## [What to produce]
Return every record below exactly as written, omitting any pictures.

-- START OF Records provided --

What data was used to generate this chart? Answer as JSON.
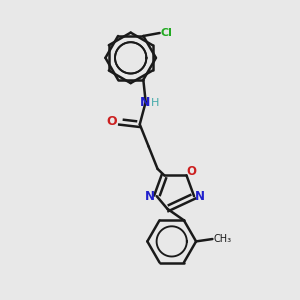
{
  "background_color": "#e8e8e8",
  "bond_color": "#1a1a1a",
  "bond_width": 1.8,
  "figsize": [
    3.0,
    3.0
  ],
  "dpi": 100,
  "colors": {
    "N": "#2020cc",
    "O": "#cc2020",
    "Cl": "#22aa22",
    "H": "#44aaaa",
    "C": "#1a1a1a"
  }
}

-- END OF Records provided --

## [Solution to the exercise]
What data was used to generate this chart? Answer as JSON.
{
  "background_color": "#e8e8e8",
  "bond_color": "#1a1a1a",
  "bond_width": 1.8,
  "figsize": [
    3.0,
    3.0
  ],
  "dpi": 100,
  "colors": {
    "N": "#2020cc",
    "O": "#cc2020",
    "Cl": "#22aa22",
    "H": "#44aaaa",
    "C": "#1a1a1a"
  }
}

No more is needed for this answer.